* **Material for this exercise**
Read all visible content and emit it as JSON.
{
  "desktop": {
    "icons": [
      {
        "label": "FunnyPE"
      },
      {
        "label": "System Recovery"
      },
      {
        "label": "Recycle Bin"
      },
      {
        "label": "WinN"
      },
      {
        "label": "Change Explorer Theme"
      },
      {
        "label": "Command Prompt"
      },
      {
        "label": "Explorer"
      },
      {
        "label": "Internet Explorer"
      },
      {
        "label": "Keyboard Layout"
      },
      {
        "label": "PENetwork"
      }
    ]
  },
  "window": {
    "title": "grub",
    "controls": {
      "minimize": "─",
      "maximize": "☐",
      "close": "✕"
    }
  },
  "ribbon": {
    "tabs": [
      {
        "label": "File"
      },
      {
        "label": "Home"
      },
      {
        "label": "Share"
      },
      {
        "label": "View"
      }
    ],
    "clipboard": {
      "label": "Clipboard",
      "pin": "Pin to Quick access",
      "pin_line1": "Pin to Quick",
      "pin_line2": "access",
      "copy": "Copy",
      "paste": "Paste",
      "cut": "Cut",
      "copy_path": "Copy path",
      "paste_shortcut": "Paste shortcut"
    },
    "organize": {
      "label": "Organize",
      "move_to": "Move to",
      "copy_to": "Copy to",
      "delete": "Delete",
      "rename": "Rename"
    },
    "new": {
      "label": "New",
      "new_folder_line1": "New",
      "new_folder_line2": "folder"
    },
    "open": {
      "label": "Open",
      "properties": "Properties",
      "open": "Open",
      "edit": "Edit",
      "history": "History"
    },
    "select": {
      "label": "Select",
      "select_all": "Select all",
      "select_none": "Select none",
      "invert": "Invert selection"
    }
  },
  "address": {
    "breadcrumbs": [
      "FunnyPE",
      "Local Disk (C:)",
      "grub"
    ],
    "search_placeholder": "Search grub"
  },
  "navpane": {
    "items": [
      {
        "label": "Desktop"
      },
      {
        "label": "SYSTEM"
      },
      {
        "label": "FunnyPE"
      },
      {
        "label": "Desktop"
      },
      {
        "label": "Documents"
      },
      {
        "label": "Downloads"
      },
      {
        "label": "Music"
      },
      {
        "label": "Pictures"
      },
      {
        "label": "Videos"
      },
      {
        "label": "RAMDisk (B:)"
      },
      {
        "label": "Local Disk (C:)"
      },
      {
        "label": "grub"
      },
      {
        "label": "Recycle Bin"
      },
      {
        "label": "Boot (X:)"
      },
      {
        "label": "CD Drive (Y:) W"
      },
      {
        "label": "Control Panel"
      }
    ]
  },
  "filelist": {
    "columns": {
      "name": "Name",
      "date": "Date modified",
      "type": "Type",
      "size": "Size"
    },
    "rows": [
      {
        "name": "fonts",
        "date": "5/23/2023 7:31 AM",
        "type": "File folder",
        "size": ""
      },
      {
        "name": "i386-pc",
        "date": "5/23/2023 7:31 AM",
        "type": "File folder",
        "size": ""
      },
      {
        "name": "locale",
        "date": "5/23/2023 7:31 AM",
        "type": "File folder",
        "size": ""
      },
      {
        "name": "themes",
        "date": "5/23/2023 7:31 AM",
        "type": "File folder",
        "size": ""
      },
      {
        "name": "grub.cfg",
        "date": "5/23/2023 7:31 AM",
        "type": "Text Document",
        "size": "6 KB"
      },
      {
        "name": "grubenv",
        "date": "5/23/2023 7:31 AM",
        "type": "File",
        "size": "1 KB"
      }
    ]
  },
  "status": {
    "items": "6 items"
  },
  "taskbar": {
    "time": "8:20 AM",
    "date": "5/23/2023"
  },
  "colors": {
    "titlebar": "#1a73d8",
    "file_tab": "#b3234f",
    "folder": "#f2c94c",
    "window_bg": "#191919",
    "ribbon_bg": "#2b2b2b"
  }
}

* **Exercise details**
Transcribe all of the material exactly. Omit nothing.

* **Response to the task**
Read all visible content and emit it as JSON.
{
  "desktop": {
    "icons": [
      {
        "label": "FunnyPE"
      },
      {
        "label": "System Recovery"
      },
      {
        "label": "Recycle Bin"
      },
      {
        "label": "WinN"
      },
      {
        "label": "Change Explorer Theme"
      },
      {
        "label": "Command Prompt"
      },
      {
        "label": "Explorer"
      },
      {
        "label": "Internet Explorer"
      },
      {
        "label": "Keyboard Layout"
      },
      {
        "label": "PENetwork"
      }
    ]
  },
  "window": {
    "title": "grub",
    "controls": {
      "minimize": "─",
      "maximize": "☐",
      "close": "✕"
    }
  },
  "ribbon": {
    "tabs": [
      {
        "label": "File"
      },
      {
        "label": "Home"
      },
      {
        "label": "Share"
      },
      {
        "label": "View"
      }
    ],
    "clipboard": {
      "label": "Clipboard",
      "pin": "Pin to Quick access",
      "pin_line1": "Pin to Quick",
      "pin_line2": "access",
      "copy": "Copy",
      "paste": "Paste",
      "cut": "Cut",
      "copy_path": "Copy path",
      "paste_shortcut": "Paste shortcut"
    },
    "organize": {
      "label": "Organize",
      "move_to": "Move to",
      "copy_to": "Copy to",
      "delete": "Delete",
      "rename": "Rename"
    },
    "new": {
      "label": "New",
      "new_folder_line1": "New",
      "new_folder_line2": "folder"
    },
    "open": {
      "label": "Open",
      "properties": "Properties",
      "open": "Open",
      "edit": "Edit",
      "history": "History"
    },
    "select": {
      "label": "Select",
      "select_all": "Select all",
      "select_none": "Select none",
      "invert": "Invert selection"
    }
  },
  "address": {
    "breadcrumbs": [
      "FunnyPE",
      "Local Disk (C:)",
      "grub"
    ],
    "search_placeholder": "Search grub"
  },
  "navpane": {
    "items": [
      {
        "label": "Desktop"
      },
      {
        "label": "SYSTEM"
      },
      {
        "label": "FunnyPE"
      },
      {
        "label": "Desktop"
      },
      {
        "label": "Documents"
      },
      {
        "label": "Downloads"
      },
      {
        "label": "Music"
      },
      {
        "label": "Pictures"
      },
      {
        "label": "Videos"
      },
      {
        "label": "RAMDisk (B:)"
      },
      {
        "label": "Local Disk (C:)"
      },
      {
        "label": "grub"
      },
      {
        "label": "Recycle Bin"
      },
      {
        "label": "Boot (X:)"
      },
      {
        "label": "CD Drive (Y:) W"
      },
      {
        "label": "Control Panel"
      }
    ]
  },
  "filelist": {
    "columns": {
      "name": "Name",
      "date": "Date modified",
      "type": "Type",
      "size": "Size"
    },
    "rows": [
      {
        "name": "fonts",
        "date": "5/23/2023 7:31 AM",
        "type": "File folder",
        "size": ""
      },
      {
        "name": "i386-pc",
        "date": "5/23/2023 7:31 AM",
        "type": "File folder",
        "size": ""
      },
      {
        "name": "locale",
        "date": "5/23/2023 7:31 AM",
        "type": "File folder",
        "size": ""
      },
      {
        "name": "themes",
        "date": "5/23/2023 7:31 AM",
        "type": "File folder",
        "size": ""
      },
      {
        "name": "grub.cfg",
        "date": "5/23/2023 7:31 AM",
        "type": "Text Document",
        "size": "6 KB"
      },
      {
        "name": "grubenv",
        "date": "5/23/2023 7:31 AM",
        "type": "File",
        "size": "1 KB"
      }
    ]
  },
  "status": {
    "items": "6 items"
  },
  "taskbar": {
    "time": "8:20 AM",
    "date": "5/23/2023"
  },
  "colors": {
    "titlebar": "#1a73d8",
    "file_tab": "#b3234f",
    "folder": "#f2c94c",
    "window_bg": "#191919",
    "ribbon_bg": "#2b2b2b"
  }
}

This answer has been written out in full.